Examine the entries and show every line in which the word "hint" is found.

## begin

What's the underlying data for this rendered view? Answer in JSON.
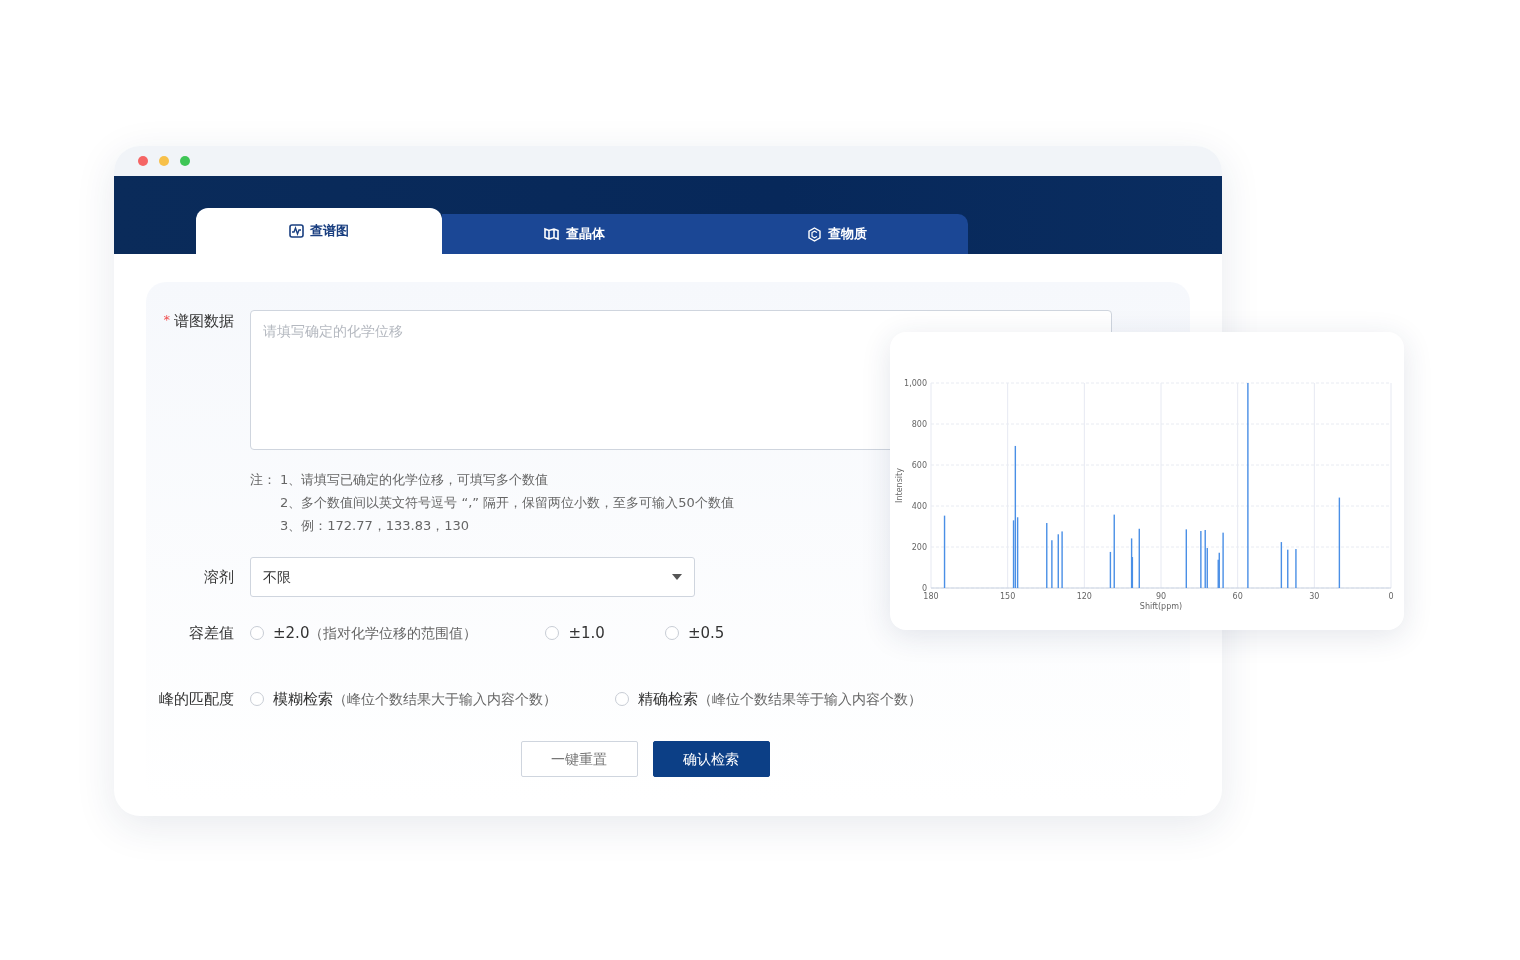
{
  "tabs": [
    {
      "label": "查谱图",
      "selected": true
    },
    {
      "label": "查晶体",
      "selected": false
    },
    {
      "label": "查物质",
      "selected": false
    }
  ],
  "form": {
    "spectrum": {
      "label": "谱图数据",
      "required_mark": "*",
      "placeholder": "请填写确定的化学位移",
      "notes_prefix": "注：",
      "notes": [
        "1、请填写已确定的化学位移，可填写多个数值",
        "2、多个数值间以英文符号逗号 “,” 隔开，保留两位小数，至多可输入50个数值",
        "3、例：172.77，133.83，130"
      ]
    },
    "solvent": {
      "label": "溶剂",
      "value": "不限"
    },
    "tolerance": {
      "label": "容差值",
      "options": [
        {
          "label": "±2.0",
          "hint": "（指对化学位移的范围值）",
          "selected": false
        },
        {
          "label": "±1.0",
          "selected": false
        },
        {
          "label": "±0.5",
          "selected": false
        }
      ]
    },
    "match": {
      "label": "峰的匹配度",
      "options": [
        {
          "label": "模糊检索",
          "hint": "（峰位个数结果大于输入内容个数）",
          "selected": false
        },
        {
          "label": "精确检索",
          "hint": "（峰位个数结果等于输入内容个数）",
          "selected": false
        }
      ]
    },
    "buttons": [
      {
        "label": "一键重置",
        "kind": "secondary"
      },
      {
        "label": "确认检索",
        "kind": "primary"
      }
    ]
  },
  "spectrum_card": {
    "chart_data": {
      "type": "bar",
      "grid": true,
      "xlabel": "Shift(ppm)",
      "ylabel": "Intensity",
      "x": [
        174.7,
        147.7,
        147.0,
        146.1,
        134.7,
        132.7,
        130.2,
        128.7,
        109.8,
        108.3,
        101.5,
        101.2,
        98.5,
        80.1,
        74.4,
        72.7,
        71.9,
        67.6,
        67.2,
        65.7,
        56.0,
        42.9,
        40.4,
        37.2,
        20.2
      ],
      "values": [
        353,
        330,
        693,
        345,
        317,
        233,
        262,
        276,
        176,
        358,
        242,
        151,
        289,
        286,
        278,
        283,
        195,
        138,
        172,
        270,
        1000,
        224,
        187,
        190,
        441
      ],
      "xlim": [
        180,
        0
      ],
      "ylim": [
        0,
        1000
      ],
      "xticks": [
        180,
        150,
        120,
        90,
        60,
        30,
        0
      ],
      "yticks": [
        0,
        200,
        400,
        600,
        800,
        {
          "value": 1000,
          "label": "1,000"
        }
      ]
    }
  }
}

## end

### [Full output]
          "hint": "（指对化学位移的范围值）",
          "hint": "（峰位个数结果大于输入内容个数）",
          "hint": "（峰位个数结果等于输入内容个数）",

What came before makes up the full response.